[Data records]
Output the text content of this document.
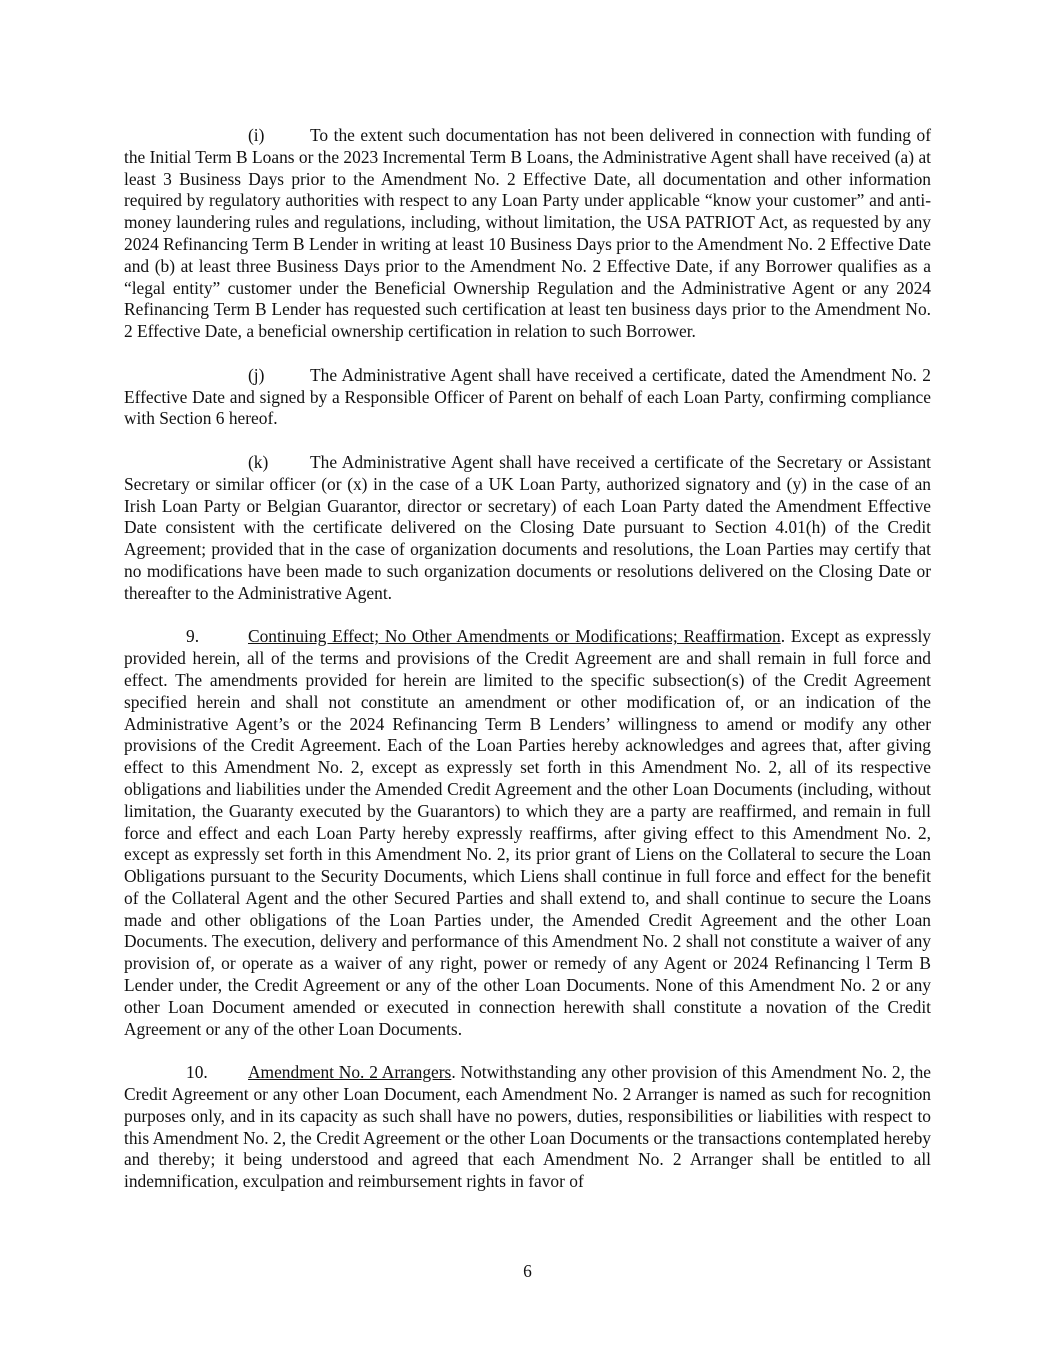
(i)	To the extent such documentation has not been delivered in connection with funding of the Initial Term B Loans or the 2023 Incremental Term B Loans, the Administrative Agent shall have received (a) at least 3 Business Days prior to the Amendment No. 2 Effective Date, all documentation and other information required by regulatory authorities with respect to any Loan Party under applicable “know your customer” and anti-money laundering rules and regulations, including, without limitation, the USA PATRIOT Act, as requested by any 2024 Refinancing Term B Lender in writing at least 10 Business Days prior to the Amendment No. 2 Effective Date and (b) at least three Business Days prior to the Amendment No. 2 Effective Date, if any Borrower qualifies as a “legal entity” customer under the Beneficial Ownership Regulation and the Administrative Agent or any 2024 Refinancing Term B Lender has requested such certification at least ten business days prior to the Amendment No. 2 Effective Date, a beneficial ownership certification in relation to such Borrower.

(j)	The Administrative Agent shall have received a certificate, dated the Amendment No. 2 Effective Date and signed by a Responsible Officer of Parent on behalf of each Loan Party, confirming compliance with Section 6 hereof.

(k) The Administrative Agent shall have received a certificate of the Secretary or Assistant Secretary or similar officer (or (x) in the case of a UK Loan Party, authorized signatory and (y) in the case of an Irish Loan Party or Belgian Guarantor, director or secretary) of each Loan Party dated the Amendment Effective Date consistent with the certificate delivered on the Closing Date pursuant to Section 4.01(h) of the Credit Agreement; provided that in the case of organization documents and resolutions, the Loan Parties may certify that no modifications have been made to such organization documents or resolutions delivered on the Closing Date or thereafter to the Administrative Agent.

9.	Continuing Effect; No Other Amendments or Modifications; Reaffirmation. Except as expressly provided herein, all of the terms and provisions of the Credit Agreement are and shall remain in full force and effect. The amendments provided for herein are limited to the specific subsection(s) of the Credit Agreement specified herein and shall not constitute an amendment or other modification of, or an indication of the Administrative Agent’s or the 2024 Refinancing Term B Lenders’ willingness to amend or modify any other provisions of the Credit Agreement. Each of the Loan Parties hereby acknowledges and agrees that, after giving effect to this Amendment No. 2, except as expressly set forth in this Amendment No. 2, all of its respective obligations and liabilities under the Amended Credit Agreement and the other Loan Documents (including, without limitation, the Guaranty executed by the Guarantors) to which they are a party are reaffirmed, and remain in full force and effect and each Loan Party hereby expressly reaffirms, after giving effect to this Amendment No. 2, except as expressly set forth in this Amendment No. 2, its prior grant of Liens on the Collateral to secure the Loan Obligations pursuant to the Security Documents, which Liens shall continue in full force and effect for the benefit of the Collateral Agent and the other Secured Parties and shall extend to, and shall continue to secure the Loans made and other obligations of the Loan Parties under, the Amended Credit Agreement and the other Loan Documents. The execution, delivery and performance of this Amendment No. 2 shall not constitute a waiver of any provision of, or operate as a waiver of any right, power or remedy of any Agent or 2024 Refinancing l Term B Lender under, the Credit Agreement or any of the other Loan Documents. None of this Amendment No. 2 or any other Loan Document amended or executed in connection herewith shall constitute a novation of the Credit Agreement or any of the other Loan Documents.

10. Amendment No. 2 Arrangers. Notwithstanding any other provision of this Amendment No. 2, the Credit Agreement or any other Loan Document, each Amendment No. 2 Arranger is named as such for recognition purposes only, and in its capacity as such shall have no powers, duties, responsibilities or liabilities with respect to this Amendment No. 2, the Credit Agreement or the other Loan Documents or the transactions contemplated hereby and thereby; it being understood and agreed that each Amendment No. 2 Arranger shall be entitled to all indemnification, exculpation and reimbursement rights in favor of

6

■ **Exercise details**: Your task is to set down the records shown above exactly, minus any pictures.

■ **Output of the task**:
Output the text content of this document.
(i)	To the extent such documentation has not been delivered in connection with funding of the Initial Term B Loans or the 2023 Incremental Term B Loans, the Administrative Agent shall have received (a) at least 3 Business Days prior to the Amendment No. 2 Effective Date, all documentation and other information required by regulatory authorities with respect to any Loan Party under applicable “know your customer” and anti-money laundering rules and regulations, including, without limitation, the USA PATRIOT Act, as requested by any 2024 Refinancing Term B Lender in writing at least 10 Business Days prior to the Amendment No. 2 Effective Date and (b) at least three Business Days prior to the Amendment No. 2 Effective Date, if any Borrower qualifies as a “legal entity” customer under the Beneficial Ownership Regulation and the Administrative Agent or any 2024 Refinancing Term B Lender has requested such certification at least ten business days prior to the Amendment No. 2 Effective Date, a beneficial ownership certification in relation to such Borrower.

(j)	The Administrative Agent shall have received a certificate, dated the Amendment No. 2 Effective Date and signed by a Responsible Officer of Parent on behalf of each Loan Party, confirming compliance with Section 6 hereof.

(k) The Administrative Agent shall have received a certificate of the Secretary or Assistant Secretary or similar officer (or (x) in the case of a UK Loan Party, authorized signatory and (y) in the case of an Irish Loan Party or Belgian Guarantor, director or secretary) of each Loan Party dated the Amendment Effective Date consistent with the certificate delivered on the Closing Date pursuant to Section 4.01(h) of the Credit Agreement; provided that in the case of organization documents and resolutions, the Loan Parties may certify that no modifications have been made to such organization documents or resolutions delivered on the Closing Date or thereafter to the Administrative Agent.

9.	Continuing Effect; No Other Amendments or Modifications; Reaffirmation. Except as expressly provided herein, all of the terms and provisions of the Credit Agreement are and shall remain in full force and effect. The amendments provided for herein are limited to the specific subsection(s) of the Credit Agreement specified herein and shall not constitute an amendment or other modification of, or an indication of the Administrative Agent’s or the 2024 Refinancing Term B Lenders’ willingness to amend or modify any other provisions of the Credit Agreement. Each of the Loan Parties hereby acknowledges and agrees that, after giving effect to this Amendment No. 2, except as expressly set forth in this Amendment No. 2, all of its respective obligations and liabilities under the Amended Credit Agreement and the other Loan Documents (including, without limitation, the Guaranty executed by the Guarantors) to which they are a party are reaffirmed, and remain in full force and effect and each Loan Party hereby expressly reaffirms, after giving effect to this Amendment No. 2, except as expressly set forth in this Amendment No. 2, its prior grant of Liens on the Collateral to secure the Loan Obligations pursuant to the Security Documents, which Liens shall continue in full force and effect for the benefit of the Collateral Agent and the other Secured Parties and shall extend to, and shall continue to secure the Loans made and other obligations of the Loan Parties under, the Amended Credit Agreement and the other Loan Documents. The execution, delivery and performance of this Amendment No. 2 shall not constitute a waiver of any provision of, or operate as a waiver of any right, power or remedy of any Agent or 2024 Refinancing l Term B Lender under, the Credit Agreement or any of the other Loan Documents. None of this Amendment No. 2 or any other Loan Document amended or executed in connection herewith shall constitute a novation of the Credit Agreement or any of the other Loan Documents.

10. Amendment No. 2 Arrangers. Notwithstanding any other provision of this Amendment No. 2, the Credit Agreement or any other Loan Document, each Amendment No. 2 Arranger is named as such for recognition purposes only, and in its capacity as such shall have no powers, duties, responsibilities or liabilities with respect to this Amendment No. 2, the Credit Agreement or the other Loan Documents or the transactions contemplated hereby and thereby; it being understood and agreed that each Amendment No. 2 Arranger shall be entitled to all indemnification, exculpation and reimbursement rights in favor of

6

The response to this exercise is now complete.